What the task requires »
Locate each line with the string "color" in the listing below and copy it.

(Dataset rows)
# # # # #

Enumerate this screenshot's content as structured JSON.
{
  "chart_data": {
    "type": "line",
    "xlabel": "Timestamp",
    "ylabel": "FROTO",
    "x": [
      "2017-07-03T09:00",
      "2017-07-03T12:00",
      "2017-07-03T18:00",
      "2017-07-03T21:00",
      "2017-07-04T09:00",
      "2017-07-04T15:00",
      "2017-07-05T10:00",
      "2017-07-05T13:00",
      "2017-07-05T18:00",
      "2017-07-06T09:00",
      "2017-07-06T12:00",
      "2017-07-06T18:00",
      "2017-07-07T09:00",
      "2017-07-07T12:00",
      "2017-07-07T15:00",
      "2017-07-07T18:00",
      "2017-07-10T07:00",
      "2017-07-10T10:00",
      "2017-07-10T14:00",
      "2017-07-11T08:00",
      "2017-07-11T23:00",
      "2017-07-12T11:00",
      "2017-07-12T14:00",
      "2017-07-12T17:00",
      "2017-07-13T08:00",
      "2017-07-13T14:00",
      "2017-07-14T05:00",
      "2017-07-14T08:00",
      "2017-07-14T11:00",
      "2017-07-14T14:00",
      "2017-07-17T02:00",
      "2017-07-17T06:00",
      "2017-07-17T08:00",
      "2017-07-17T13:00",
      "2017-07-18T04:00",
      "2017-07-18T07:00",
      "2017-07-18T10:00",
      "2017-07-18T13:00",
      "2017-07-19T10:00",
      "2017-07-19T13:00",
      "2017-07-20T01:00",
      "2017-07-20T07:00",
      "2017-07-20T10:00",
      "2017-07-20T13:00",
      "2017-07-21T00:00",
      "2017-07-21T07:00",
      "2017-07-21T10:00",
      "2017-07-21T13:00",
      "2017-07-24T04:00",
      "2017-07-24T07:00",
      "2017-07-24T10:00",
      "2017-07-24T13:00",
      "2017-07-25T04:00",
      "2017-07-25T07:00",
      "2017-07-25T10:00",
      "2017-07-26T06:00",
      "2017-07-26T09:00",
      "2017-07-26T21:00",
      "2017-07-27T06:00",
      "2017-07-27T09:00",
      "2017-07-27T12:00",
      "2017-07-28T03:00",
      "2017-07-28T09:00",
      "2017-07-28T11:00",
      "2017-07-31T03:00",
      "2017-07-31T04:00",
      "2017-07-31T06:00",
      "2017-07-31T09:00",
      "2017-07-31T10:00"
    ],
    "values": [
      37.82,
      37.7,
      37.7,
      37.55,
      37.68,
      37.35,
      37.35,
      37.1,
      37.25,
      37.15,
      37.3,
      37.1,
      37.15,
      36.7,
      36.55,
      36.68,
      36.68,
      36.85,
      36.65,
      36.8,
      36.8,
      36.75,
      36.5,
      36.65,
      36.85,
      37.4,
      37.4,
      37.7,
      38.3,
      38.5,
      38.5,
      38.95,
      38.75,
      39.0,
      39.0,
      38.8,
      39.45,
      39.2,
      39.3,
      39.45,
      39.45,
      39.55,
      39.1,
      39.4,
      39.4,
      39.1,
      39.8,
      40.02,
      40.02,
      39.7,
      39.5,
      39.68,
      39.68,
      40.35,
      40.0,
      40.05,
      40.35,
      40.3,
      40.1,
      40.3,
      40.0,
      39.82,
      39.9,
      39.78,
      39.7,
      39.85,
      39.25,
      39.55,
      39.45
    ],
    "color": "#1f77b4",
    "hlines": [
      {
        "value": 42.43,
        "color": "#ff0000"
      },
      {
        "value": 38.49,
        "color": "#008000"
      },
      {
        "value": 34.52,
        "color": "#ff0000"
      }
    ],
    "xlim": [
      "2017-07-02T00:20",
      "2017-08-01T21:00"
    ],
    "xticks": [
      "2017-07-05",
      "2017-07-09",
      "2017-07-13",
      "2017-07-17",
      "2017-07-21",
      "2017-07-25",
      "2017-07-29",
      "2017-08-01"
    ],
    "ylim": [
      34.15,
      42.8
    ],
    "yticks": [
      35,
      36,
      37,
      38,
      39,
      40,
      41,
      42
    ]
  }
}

# # # # #

Final answer »
    "color": "#1f77b4",
        "color": "#ff0000"
        "color": "#008000"
        "color": "#ff0000"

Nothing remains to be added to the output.